(Data records)
######

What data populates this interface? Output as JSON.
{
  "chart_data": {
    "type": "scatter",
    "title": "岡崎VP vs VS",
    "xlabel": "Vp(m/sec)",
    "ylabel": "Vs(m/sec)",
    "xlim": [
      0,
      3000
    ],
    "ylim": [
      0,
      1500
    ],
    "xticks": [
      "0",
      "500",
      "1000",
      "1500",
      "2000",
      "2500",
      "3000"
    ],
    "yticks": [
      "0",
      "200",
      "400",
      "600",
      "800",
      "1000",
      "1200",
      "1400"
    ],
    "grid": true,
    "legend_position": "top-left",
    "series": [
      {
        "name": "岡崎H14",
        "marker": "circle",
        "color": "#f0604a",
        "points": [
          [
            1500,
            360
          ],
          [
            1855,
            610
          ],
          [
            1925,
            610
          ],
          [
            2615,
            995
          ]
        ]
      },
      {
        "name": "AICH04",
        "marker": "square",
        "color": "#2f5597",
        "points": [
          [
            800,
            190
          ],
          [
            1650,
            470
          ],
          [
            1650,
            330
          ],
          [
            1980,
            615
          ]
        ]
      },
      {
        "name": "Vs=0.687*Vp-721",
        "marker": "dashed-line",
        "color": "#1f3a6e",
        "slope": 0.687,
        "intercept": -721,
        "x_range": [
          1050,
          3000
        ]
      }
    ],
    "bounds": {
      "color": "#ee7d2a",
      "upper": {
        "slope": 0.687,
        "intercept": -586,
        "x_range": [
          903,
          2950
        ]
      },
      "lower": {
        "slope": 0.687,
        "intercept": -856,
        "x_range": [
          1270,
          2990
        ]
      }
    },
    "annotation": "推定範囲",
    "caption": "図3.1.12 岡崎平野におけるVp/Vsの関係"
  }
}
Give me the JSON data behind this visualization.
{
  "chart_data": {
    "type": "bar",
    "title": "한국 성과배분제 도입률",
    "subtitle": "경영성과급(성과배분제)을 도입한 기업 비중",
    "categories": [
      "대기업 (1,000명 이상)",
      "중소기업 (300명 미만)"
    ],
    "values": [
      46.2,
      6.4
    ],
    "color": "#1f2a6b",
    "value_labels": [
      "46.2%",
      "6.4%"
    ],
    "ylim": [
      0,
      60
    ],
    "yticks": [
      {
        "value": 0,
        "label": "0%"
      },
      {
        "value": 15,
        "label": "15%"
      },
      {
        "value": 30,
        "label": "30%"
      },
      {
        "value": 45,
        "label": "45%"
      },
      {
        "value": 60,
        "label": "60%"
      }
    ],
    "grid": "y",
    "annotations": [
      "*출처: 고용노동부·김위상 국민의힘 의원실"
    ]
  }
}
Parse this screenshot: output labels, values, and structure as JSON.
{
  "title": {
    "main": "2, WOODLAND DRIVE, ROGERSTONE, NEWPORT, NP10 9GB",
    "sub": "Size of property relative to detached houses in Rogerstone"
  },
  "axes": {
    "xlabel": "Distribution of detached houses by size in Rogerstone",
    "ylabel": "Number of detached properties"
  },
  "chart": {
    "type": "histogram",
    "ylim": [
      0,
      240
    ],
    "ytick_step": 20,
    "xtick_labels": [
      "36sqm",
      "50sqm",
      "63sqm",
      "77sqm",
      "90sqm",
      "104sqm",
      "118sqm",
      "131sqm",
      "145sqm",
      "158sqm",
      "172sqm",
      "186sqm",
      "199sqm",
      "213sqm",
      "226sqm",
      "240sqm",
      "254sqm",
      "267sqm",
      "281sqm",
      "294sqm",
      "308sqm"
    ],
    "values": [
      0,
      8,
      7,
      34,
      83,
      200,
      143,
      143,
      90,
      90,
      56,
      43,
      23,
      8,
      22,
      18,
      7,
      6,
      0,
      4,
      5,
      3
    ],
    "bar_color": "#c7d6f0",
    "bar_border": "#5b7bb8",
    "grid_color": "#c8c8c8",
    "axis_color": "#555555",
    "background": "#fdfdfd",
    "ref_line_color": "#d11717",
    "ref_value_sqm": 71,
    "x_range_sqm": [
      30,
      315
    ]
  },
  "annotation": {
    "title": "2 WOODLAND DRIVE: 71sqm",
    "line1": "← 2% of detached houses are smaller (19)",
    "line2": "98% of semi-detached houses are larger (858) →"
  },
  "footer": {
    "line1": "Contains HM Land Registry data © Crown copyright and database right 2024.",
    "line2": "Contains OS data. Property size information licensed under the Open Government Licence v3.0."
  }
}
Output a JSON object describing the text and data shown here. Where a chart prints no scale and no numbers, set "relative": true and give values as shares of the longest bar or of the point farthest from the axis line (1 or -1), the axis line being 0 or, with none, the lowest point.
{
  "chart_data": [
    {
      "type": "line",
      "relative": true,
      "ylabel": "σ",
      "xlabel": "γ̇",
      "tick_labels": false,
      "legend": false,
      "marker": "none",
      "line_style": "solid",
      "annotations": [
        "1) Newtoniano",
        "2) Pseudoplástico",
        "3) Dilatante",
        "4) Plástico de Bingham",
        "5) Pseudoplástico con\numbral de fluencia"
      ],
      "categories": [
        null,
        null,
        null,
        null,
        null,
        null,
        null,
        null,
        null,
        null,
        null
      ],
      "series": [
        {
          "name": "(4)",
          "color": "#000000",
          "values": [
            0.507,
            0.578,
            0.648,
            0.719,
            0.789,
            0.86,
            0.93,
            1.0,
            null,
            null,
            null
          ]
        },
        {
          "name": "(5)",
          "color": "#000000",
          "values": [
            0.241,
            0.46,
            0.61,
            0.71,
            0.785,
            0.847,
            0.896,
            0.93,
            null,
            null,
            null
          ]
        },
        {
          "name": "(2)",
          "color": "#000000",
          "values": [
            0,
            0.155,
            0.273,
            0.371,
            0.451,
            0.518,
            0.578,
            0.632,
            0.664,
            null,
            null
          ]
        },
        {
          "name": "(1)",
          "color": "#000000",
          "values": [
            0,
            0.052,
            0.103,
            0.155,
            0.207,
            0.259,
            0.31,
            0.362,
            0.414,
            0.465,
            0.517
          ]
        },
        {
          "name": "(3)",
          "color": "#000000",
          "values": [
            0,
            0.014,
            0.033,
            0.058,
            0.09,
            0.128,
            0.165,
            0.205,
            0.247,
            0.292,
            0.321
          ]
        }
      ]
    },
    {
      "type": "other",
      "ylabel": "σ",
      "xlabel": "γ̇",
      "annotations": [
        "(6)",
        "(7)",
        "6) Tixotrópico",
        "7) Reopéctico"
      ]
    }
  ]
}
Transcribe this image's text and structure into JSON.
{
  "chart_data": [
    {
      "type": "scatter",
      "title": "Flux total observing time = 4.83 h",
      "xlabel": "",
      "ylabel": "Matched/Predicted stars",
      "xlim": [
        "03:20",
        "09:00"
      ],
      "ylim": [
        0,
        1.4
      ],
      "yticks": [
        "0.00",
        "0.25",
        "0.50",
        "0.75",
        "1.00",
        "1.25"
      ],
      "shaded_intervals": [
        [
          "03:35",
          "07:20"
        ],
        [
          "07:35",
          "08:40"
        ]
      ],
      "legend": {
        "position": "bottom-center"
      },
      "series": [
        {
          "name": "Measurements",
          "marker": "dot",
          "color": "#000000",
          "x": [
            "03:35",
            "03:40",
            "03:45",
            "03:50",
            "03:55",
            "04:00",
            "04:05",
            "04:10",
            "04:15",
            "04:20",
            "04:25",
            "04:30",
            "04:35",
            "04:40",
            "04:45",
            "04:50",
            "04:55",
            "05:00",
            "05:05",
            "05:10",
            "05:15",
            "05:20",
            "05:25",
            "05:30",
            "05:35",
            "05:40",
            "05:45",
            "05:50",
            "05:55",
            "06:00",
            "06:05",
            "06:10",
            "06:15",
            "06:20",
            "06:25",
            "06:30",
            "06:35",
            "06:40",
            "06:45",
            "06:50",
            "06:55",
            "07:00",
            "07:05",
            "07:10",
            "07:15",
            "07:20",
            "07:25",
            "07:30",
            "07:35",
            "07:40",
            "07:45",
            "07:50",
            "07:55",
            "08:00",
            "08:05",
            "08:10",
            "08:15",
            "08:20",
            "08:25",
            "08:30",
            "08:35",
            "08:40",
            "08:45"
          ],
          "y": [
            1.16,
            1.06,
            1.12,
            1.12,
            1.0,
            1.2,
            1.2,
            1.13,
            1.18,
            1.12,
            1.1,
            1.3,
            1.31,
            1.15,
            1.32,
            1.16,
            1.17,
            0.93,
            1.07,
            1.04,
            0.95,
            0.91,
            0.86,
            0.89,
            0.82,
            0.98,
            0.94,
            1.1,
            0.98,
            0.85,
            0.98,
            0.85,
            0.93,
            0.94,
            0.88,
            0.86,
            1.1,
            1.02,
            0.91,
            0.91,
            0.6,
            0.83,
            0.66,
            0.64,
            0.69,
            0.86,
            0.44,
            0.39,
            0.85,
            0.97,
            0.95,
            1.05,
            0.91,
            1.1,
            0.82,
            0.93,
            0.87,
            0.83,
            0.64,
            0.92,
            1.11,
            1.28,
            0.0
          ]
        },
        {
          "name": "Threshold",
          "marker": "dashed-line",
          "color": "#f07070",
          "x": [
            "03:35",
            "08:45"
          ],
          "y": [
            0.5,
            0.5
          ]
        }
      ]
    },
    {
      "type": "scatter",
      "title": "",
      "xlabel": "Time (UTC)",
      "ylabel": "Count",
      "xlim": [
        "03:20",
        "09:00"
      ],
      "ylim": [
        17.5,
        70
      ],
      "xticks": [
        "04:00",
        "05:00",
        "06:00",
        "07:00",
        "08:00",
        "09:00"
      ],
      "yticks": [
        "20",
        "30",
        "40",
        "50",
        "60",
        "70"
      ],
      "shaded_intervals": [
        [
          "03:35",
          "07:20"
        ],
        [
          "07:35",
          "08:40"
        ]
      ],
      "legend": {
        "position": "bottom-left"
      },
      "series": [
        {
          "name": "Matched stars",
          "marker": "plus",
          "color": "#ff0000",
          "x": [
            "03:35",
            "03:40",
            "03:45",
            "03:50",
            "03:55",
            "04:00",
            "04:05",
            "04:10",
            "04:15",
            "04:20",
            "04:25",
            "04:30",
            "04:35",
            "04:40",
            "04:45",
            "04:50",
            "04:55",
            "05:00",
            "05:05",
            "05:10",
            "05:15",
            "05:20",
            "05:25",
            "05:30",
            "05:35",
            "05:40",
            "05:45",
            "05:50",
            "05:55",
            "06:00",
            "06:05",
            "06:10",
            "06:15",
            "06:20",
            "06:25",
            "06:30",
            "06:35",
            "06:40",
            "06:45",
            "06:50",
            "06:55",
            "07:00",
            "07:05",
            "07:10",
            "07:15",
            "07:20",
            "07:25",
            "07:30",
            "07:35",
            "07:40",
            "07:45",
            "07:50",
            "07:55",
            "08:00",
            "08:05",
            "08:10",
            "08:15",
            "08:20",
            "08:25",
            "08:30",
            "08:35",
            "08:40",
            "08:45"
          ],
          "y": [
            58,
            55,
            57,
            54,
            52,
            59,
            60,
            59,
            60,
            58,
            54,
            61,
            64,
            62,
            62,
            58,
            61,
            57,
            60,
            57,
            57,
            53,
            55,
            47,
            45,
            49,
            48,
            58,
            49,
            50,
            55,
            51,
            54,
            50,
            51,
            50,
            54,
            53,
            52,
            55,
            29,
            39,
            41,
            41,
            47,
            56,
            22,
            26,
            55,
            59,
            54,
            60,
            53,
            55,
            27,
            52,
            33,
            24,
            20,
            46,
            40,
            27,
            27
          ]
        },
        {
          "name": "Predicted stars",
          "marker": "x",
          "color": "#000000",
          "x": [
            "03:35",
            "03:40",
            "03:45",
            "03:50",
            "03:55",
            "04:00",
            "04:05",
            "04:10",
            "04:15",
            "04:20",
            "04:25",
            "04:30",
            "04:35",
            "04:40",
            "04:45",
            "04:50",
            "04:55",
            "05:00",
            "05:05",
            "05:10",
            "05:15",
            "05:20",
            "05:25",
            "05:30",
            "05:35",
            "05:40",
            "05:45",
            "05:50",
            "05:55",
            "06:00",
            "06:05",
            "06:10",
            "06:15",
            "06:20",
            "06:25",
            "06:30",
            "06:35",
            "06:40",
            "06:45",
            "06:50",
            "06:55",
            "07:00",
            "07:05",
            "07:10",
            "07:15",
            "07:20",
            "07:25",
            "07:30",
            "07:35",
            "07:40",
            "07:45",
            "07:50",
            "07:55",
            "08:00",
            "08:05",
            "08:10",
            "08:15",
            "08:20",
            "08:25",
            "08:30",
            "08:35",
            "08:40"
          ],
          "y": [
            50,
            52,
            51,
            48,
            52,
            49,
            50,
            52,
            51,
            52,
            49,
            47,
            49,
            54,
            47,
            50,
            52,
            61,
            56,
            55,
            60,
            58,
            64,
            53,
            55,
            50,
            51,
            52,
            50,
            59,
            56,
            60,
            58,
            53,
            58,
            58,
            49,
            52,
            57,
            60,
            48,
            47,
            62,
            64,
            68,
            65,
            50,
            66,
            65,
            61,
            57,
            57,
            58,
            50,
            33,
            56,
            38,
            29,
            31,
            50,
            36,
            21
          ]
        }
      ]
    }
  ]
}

######

## [Problem to work on]
Check each line of the data above for the word "structure", then state how many lines have it. Give the number alone.

## [Reply to the exercise]
2